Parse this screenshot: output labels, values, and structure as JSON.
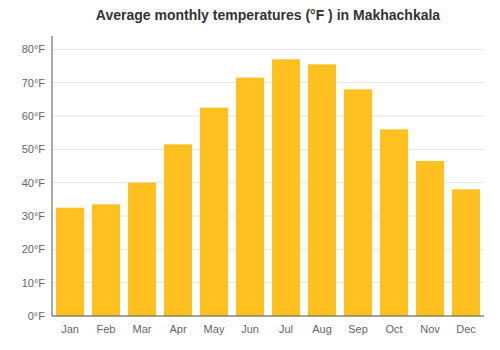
{
  "chart_data": {
    "type": "bar",
    "title": "Average monthly temperatures (°F ) in Makhachkala",
    "categories": [
      "Jan",
      "Feb",
      "Mar",
      "Apr",
      "May",
      "Jun",
      "Jul",
      "Aug",
      "Sep",
      "Oct",
      "Nov",
      "Dec"
    ],
    "values": [
      32.5,
      33.5,
      40.0,
      51.5,
      62.5,
      71.5,
      77.0,
      75.5,
      68.0,
      56.0,
      46.5,
      38.0
    ],
    "color": "#FFC020",
    "ylim": [
      0,
      84
    ],
    "yticks": [
      {
        "value": 0,
        "label": "0°F"
      },
      {
        "value": 10,
        "label": "10°F"
      },
      {
        "value": 20,
        "label": "20°F"
      },
      {
        "value": 30,
        "label": "30°F"
      },
      {
        "value": 40,
        "label": "40°F"
      },
      {
        "value": 50,
        "label": "50°F"
      },
      {
        "value": 60,
        "label": "60°F"
      },
      {
        "value": 70,
        "label": "70°F"
      },
      {
        "value": 80,
        "label": "80°F"
      }
    ],
    "grid": true
  }
}
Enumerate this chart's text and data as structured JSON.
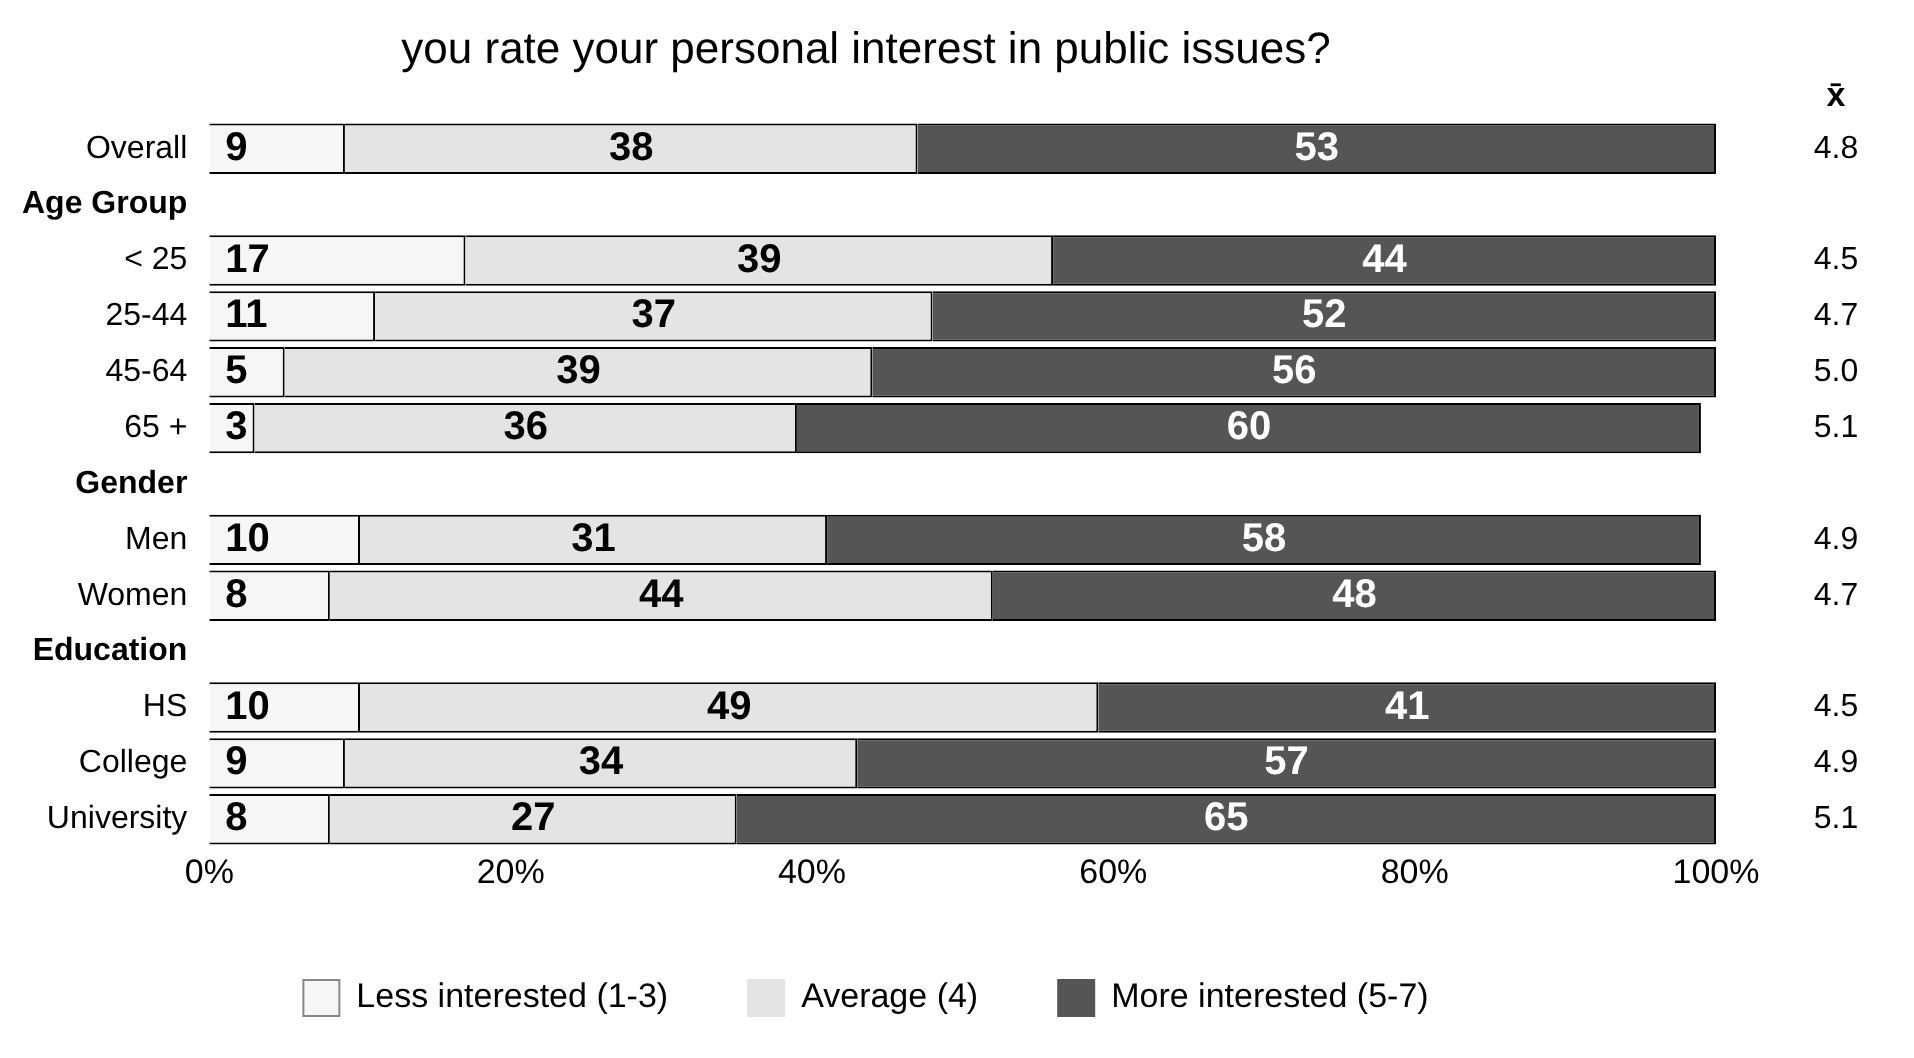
{
  "chart_data": {
    "type": "bar",
    "orientation": "horizontal",
    "stacked": true,
    "title": "you rate your personal interest in public issues?",
    "categories": [
      "Overall",
      "Age Group",
      "< 25",
      "25-44",
      "45-64",
      "65 +",
      "Gender",
      "Men",
      "Women",
      "Education",
      "HS",
      "College",
      "University"
    ],
    "series": [
      {
        "name": "Less interested (1-3)",
        "color": "#f6f6f6",
        "values": [
          9,
          null,
          17,
          11,
          5,
          3,
          null,
          10,
          8,
          null,
          10,
          9,
          8
        ]
      },
      {
        "name": "Average (4)",
        "color": "#e4e4e4",
        "values": [
          38,
          null,
          39,
          37,
          39,
          36,
          null,
          31,
          44,
          null,
          49,
          34,
          27
        ]
      },
      {
        "name": "More interested (5-7)",
        "color": "#555555",
        "values": [
          53,
          null,
          44,
          52,
          56,
          60,
          null,
          58,
          48,
          null,
          41,
          57,
          65
        ]
      }
    ],
    "xlim": [
      0,
      100
    ],
    "xticks": [
      {
        "value": 0,
        "label": "0%"
      },
      {
        "value": 20,
        "label": "20%"
      },
      {
        "value": 40,
        "label": "40%"
      },
      {
        "value": 60,
        "label": "60%"
      },
      {
        "value": 80,
        "label": "80%"
      },
      {
        "value": 100,
        "label": "100%"
      }
    ],
    "data_labels": true,
    "legend": "bottom",
    "grid": false,
    "annotations": [
      "x̄",
      "4.8",
      "4.5",
      "4.7",
      "5.0",
      "5.1",
      "4.9",
      "4.7",
      "4.5",
      "4.9",
      "5.1"
    ]
  }
}
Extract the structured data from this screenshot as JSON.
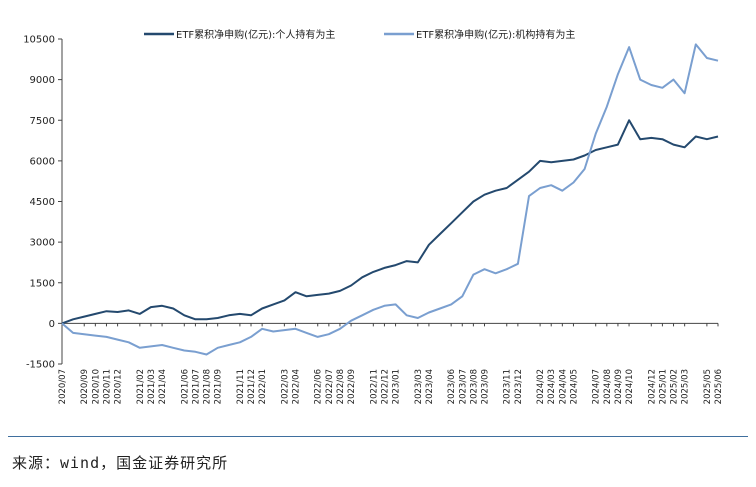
{
  "chart_data": {
    "type": "line",
    "title": "",
    "xlabel": "",
    "ylabel": "",
    "ylim": [
      -1500,
      10500
    ],
    "yticks": [
      -1500,
      0,
      1500,
      3000,
      4500,
      6000,
      7500,
      9000,
      10500
    ],
    "grid": false,
    "legend": "top",
    "x": [
      "2020/07",
      "2020/08",
      "2020/09",
      "2020/10",
      "2020/11",
      "2020/12",
      "2021/01",
      "2021/02",
      "2021/03",
      "2021/04",
      "2021/05",
      "2021/06",
      "2021/07",
      "2021/08",
      "2021/09",
      "2021/10",
      "2021/11",
      "2021/12",
      "2022/01",
      "2022/02",
      "2022/03",
      "2022/04",
      "2022/05",
      "2022/06",
      "2022/07",
      "2022/08",
      "2022/09",
      "2022/10",
      "2022/11",
      "2022/12",
      "2023/01",
      "2023/02",
      "2023/03",
      "2023/04",
      "2023/05",
      "2023/06",
      "2023/07",
      "2023/08",
      "2023/09",
      "2023/10",
      "2023/11",
      "2023/12",
      "2024/01",
      "2024/02",
      "2024/03",
      "2024/04",
      "2024/05",
      "2024/06",
      "2024/07",
      "2024/08",
      "2024/09",
      "2024/10",
      "2024/11",
      "2024/12",
      "2025/01",
      "2025/02",
      "2025/03",
      "2025/04",
      "2025/05",
      "2025/06"
    ],
    "xtick_labels": [
      "2020/07",
      "2020/09",
      "2020/10",
      "2020/11",
      "2020/12",
      "2021/02",
      "2021/03",
      "2021/04",
      "2021/06",
      "2021/07",
      "2021/08",
      "2021/09",
      "2021/11",
      "2021/12",
      "2022/01",
      "2022/03",
      "2022/04",
      "2022/06",
      "2022/07",
      "2022/08",
      "2022/09",
      "2022/11",
      "2022/12",
      "2023/01",
      "2023/03",
      "2023/04",
      "2023/06",
      "2023/07",
      "2023/08",
      "2023/09",
      "2023/11",
      "2023/12",
      "2024/02",
      "2024/03",
      "2024/04",
      "2024/05",
      "2024/07",
      "2024/08",
      "2024/09",
      "2024/10",
      "2024/12",
      "2025/01",
      "2025/02",
      "2025/03",
      "2025/05",
      "2025/06"
    ],
    "series": [
      {
        "name": "ETF累积净申购(亿元):个人持有为主",
        "color": "#24496e",
        "values": [
          0,
          150,
          250,
          350,
          450,
          420,
          480,
          350,
          600,
          650,
          550,
          300,
          150,
          150,
          200,
          300,
          350,
          300,
          550,
          700,
          850,
          1150,
          1000,
          1050,
          1100,
          1200,
          1400,
          1700,
          1900,
          2050,
          2150,
          2300,
          2250,
          2900,
          3300,
          3700,
          4100,
          4500,
          4750,
          4900,
          5000,
          5300,
          5600,
          6000,
          5950,
          6000,
          6050,
          6200,
          6400,
          6500,
          6600,
          7500,
          6800,
          6850,
          6800,
          6600,
          6500,
          6900,
          6800,
          6900
        ]
      },
      {
        "name": "ETF累积净申购(亿元):机构持有为主",
        "color": "#7a9fd0",
        "values": [
          0,
          -350,
          -400,
          -450,
          -500,
          -600,
          -700,
          -900,
          -850,
          -800,
          -900,
          -1000,
          -1050,
          -1150,
          -900,
          -800,
          -700,
          -500,
          -200,
          -300,
          -250,
          -200,
          -350,
          -500,
          -400,
          -200,
          100,
          300,
          500,
          650,
          700,
          300,
          200,
          400,
          550,
          700,
          1000,
          1800,
          2000,
          1850,
          2000,
          2200,
          4700,
          5000,
          5100,
          4900,
          5200,
          5700,
          7000,
          8000,
          9200,
          10200,
          9000,
          8800,
          8700,
          9000,
          8500,
          10300,
          9800,
          9700
        ]
      }
    ]
  },
  "source": "来源：wind，国金证券研究所"
}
---*---
### Exercise goal
Extract each line holding the string "ETF累积净申购".

### Solution to the problem
        "name": "ETF累积净申购(亿元):个人持有为主",
        "name": "ETF累积净申购(亿元):机构持有为主",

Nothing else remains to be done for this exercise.